Rewrite the listing from its start through the line containing "tab-close-icon[interactable]: × <box>362", replacing each "highlighted-word" with "emphasized-word" and keeping every other part the same.

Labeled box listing
——————————

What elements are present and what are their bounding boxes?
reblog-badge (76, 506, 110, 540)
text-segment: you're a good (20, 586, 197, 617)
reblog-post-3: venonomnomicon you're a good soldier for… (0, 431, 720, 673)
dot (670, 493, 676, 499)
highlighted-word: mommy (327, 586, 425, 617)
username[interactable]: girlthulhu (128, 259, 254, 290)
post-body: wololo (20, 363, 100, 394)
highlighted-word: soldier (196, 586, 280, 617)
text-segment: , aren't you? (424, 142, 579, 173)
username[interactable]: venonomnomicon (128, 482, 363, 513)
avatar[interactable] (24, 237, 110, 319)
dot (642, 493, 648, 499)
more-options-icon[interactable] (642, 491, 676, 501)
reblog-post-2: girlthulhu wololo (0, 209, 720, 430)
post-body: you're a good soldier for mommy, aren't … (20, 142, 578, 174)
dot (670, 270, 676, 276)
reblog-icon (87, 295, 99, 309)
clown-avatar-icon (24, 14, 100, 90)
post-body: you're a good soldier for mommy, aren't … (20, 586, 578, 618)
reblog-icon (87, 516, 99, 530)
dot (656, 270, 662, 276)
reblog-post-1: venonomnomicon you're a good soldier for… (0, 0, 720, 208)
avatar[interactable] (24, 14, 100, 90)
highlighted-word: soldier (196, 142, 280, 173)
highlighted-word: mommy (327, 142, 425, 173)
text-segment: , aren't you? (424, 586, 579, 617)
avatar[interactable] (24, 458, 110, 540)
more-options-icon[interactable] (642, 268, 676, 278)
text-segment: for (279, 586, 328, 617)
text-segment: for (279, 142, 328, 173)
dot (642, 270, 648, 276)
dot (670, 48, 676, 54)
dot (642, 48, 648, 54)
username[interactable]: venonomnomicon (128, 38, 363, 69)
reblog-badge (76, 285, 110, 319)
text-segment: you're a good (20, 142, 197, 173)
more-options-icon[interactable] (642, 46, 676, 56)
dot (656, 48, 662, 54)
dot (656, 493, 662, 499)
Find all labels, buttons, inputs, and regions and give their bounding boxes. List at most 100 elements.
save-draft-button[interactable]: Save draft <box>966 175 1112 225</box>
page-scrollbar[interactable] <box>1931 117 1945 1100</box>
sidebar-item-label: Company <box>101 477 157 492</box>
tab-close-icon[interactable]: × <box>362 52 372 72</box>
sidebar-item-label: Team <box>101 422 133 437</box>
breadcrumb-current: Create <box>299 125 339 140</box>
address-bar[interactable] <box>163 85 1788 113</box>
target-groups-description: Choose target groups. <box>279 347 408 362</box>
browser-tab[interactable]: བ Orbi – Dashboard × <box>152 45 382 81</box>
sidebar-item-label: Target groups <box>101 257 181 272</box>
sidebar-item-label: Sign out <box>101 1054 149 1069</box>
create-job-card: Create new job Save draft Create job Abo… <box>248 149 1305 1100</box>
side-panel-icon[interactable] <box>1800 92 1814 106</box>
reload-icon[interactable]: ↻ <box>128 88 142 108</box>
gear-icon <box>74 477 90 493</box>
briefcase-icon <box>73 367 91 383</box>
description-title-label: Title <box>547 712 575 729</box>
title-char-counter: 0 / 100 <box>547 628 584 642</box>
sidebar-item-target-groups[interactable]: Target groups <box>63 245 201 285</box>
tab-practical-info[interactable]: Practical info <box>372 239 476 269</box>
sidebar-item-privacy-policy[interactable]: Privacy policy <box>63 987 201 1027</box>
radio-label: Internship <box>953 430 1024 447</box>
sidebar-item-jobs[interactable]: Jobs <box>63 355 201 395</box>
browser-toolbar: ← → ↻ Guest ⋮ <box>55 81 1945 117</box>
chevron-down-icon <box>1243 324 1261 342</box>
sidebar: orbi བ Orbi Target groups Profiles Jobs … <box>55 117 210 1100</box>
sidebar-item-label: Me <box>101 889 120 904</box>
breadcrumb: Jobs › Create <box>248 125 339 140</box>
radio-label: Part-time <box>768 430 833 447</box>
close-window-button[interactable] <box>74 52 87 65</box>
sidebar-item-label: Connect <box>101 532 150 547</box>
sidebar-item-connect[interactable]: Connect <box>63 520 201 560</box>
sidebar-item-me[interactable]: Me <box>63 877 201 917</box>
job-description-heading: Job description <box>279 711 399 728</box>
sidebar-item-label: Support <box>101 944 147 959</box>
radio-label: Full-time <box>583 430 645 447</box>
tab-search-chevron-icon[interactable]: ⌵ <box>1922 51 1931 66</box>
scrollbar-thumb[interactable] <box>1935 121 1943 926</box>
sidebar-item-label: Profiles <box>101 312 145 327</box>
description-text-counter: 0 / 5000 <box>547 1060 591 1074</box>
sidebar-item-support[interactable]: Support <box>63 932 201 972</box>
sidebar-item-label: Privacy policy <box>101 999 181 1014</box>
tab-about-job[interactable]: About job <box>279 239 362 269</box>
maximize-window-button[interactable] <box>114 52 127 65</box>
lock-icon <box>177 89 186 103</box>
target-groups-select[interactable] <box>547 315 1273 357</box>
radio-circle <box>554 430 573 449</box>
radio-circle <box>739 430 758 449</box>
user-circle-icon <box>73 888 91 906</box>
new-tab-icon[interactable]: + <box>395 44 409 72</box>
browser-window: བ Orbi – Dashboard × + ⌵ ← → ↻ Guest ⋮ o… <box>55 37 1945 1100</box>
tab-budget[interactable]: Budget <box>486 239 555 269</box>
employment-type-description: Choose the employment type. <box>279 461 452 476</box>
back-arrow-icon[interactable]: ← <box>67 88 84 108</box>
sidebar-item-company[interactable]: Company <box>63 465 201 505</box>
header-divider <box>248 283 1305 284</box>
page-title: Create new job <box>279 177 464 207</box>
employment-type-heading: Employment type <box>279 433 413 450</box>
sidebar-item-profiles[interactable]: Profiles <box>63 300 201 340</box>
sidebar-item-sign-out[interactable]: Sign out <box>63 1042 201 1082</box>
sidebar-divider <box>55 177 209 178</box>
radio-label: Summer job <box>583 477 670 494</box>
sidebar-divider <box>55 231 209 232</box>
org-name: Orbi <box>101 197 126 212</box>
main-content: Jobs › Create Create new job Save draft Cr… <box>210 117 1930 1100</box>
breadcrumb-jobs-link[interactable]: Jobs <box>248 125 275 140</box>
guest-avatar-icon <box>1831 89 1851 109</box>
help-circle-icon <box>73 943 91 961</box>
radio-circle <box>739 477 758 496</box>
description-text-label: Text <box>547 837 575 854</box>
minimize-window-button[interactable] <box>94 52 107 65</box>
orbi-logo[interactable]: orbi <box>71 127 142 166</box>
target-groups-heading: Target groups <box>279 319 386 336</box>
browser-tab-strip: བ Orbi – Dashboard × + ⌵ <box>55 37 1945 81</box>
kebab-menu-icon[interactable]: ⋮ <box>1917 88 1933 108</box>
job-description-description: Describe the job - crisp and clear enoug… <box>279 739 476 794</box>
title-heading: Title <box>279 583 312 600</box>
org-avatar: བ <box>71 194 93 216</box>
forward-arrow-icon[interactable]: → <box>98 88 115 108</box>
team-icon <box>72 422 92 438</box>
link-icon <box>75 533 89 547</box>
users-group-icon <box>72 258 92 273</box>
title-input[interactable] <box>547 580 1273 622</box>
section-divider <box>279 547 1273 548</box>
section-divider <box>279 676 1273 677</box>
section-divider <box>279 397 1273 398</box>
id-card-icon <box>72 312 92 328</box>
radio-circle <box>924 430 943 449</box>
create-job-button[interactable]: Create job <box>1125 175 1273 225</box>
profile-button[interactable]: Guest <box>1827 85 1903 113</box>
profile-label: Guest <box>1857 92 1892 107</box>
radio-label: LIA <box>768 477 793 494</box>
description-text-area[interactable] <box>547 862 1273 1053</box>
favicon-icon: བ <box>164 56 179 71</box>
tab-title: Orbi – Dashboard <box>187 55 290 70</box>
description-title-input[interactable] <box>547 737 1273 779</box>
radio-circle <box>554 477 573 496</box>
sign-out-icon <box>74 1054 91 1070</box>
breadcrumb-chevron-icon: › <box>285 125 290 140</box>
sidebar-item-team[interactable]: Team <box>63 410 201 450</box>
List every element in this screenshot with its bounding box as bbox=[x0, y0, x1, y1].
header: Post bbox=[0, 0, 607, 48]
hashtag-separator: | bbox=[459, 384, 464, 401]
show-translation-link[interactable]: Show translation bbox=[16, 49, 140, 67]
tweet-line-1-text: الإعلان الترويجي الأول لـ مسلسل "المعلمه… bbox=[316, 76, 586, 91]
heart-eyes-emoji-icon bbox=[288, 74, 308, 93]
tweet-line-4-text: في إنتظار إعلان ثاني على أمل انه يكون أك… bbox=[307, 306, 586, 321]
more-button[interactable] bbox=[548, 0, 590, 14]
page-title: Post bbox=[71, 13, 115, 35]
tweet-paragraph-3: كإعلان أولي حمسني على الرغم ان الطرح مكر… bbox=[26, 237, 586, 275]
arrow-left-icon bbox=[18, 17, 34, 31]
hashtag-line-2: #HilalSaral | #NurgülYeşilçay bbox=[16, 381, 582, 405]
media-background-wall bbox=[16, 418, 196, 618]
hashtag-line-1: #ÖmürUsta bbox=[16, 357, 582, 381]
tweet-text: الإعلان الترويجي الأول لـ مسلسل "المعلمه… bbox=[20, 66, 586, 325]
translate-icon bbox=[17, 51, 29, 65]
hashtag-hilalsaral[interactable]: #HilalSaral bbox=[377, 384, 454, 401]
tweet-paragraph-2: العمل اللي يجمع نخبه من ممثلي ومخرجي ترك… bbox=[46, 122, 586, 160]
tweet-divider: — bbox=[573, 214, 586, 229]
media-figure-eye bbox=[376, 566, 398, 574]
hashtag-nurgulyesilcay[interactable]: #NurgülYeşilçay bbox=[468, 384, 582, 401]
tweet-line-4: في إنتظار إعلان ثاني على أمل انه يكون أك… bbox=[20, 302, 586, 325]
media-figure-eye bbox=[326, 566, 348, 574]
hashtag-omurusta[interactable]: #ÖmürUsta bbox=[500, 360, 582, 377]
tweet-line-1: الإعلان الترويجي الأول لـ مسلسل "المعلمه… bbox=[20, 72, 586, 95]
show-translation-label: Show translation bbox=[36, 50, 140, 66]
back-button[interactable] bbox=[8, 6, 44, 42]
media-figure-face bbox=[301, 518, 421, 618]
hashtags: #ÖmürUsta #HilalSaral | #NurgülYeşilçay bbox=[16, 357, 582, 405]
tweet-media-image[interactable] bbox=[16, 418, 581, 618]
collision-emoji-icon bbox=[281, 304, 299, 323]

——————————

**Response for this exercise**
What elements are present and what are their bounding boxes?
reblog-badge (76, 506, 110, 540)
text-segment: you're a good (20, 586, 197, 617)
reblog-post-3: venonomnomicon you're a good soldier for… (0, 431, 720, 673)
dot (670, 493, 676, 499)
emphasized-word: mommy (327, 586, 425, 617)
username[interactable]: girlthulhu (128, 259, 254, 290)
post-body: wololo (20, 363, 100, 394)
emphasized-word: soldier (196, 586, 280, 617)
text-segment: , aren't you? (424, 142, 579, 173)
username[interactable]: venonomnomicon (128, 482, 363, 513)
avatar[interactable] (24, 237, 110, 319)
dot (642, 493, 648, 499)
more-options-icon[interactable] (642, 491, 676, 501)
reblog-post-2: girlthulhu wololo (0, 209, 720, 430)
post-body: you're a good soldier for mommy, aren't … (20, 142, 578, 174)
dot (670, 270, 676, 276)
reblog-icon (87, 295, 99, 309)
clown-avatar-icon (24, 14, 100, 90)
post-body: you're a good soldier for mommy, aren't … (20, 586, 578, 618)
reblog-icon (87, 516, 99, 530)
dot (656, 270, 662, 276)
reblog-post-1: venonomnomicon you're a good soldier for… (0, 0, 720, 208)
avatar[interactable] (24, 14, 100, 90)
emphasized-word: soldier (196, 142, 280, 173)
emphasized-word: mommy (327, 142, 425, 173)
text-segment: , aren't you? (424, 586, 579, 617)
avatar[interactable] (24, 458, 110, 540)
more-options-icon[interactable] (642, 268, 676, 278)
text-segment: for (279, 586, 328, 617)
text-segment: for (279, 142, 328, 173)
dot (642, 270, 648, 276)
dot (670, 48, 676, 54)
dot (642, 48, 648, 54)
username[interactable]: venonomnomicon (128, 38, 363, 69)
reblog-badge (76, 285, 110, 319)
text-segment: you're a good (20, 142, 197, 173)
more-options-icon[interactable] (642, 46, 676, 56)
dot (656, 48, 662, 54)
dot (656, 493, 662, 499)
Find all labels, buttons, inputs, and regions and give their bounding boxes. List at most 100 elements.
save-draft-button[interactable]: Save draft <box>966 175 1112 225</box>
page-scrollbar[interactable] <box>1931 117 1945 1100</box>
sidebar-item-label: Company <box>101 477 157 492</box>
tab-close-icon[interactable]: × <box>362 52 372 72</box>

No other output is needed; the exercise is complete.